- [CHALLENGE] In the data, extract each line that holds the string "JSON".

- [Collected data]

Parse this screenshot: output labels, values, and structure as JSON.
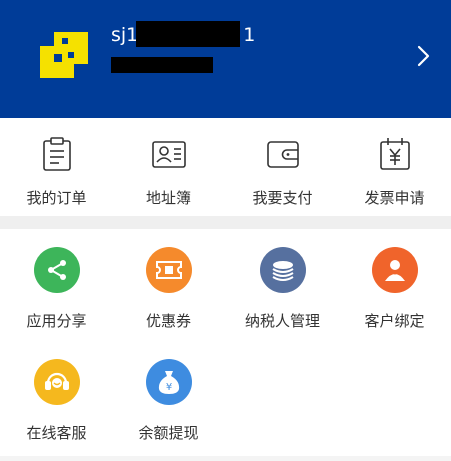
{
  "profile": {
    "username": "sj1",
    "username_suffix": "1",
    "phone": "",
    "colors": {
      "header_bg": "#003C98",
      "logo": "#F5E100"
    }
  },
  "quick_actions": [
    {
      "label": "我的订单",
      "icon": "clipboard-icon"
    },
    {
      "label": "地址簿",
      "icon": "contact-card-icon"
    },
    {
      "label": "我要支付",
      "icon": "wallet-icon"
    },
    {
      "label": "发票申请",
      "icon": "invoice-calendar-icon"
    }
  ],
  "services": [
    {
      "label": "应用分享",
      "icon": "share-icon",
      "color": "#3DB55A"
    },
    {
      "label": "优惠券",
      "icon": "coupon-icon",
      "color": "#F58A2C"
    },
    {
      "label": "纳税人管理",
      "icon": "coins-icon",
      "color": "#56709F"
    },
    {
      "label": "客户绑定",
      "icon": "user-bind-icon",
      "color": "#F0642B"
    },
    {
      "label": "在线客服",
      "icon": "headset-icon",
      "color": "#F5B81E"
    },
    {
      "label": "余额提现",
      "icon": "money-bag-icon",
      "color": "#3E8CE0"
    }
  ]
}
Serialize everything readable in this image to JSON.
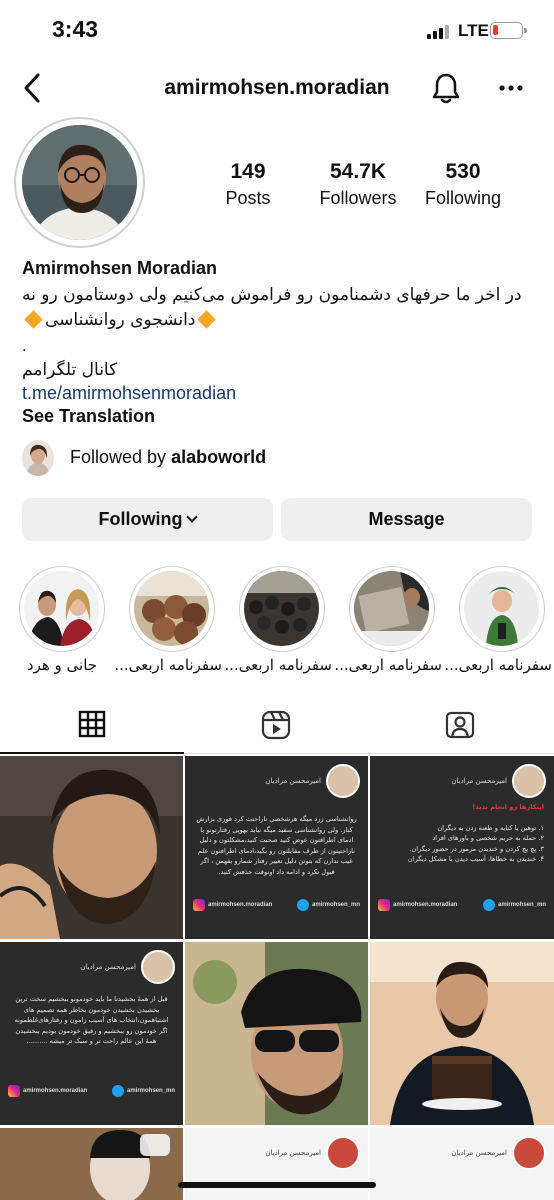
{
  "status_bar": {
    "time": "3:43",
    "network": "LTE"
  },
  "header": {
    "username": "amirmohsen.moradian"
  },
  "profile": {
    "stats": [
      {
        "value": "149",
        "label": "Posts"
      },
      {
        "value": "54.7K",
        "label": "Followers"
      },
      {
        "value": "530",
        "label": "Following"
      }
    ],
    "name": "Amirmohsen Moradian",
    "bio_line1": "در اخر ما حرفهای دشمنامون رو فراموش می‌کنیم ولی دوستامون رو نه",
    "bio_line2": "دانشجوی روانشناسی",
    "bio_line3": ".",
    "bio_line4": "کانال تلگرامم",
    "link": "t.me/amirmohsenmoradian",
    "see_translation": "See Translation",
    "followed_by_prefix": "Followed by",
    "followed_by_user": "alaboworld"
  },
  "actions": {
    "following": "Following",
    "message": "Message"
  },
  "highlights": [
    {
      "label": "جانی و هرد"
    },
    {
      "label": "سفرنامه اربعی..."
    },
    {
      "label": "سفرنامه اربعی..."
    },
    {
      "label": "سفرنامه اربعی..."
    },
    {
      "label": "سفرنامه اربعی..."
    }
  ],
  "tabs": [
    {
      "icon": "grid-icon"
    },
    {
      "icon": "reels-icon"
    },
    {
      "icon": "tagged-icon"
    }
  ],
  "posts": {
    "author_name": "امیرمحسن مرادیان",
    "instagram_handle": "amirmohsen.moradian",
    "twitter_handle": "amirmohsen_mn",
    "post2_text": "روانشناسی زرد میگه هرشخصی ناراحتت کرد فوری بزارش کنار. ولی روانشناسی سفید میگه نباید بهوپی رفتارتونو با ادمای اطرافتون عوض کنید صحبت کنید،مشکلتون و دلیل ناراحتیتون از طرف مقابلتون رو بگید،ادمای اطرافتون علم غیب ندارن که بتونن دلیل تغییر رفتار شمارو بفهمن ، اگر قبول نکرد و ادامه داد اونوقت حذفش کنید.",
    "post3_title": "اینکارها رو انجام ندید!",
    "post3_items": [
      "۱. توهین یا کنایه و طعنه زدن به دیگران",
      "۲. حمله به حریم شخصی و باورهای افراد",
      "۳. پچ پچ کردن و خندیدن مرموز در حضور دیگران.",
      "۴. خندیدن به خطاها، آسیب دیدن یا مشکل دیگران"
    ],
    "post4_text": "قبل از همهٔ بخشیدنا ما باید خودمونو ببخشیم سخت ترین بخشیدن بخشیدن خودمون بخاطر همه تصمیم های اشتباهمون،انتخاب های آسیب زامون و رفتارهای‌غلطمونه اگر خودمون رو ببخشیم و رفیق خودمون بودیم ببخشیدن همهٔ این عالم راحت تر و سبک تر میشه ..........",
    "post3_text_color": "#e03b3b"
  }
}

- [OUTPUT BELOW]
Parse this screenshot: output labels, values, and structure as JSON.
Serialize everything readable in this image to JSON.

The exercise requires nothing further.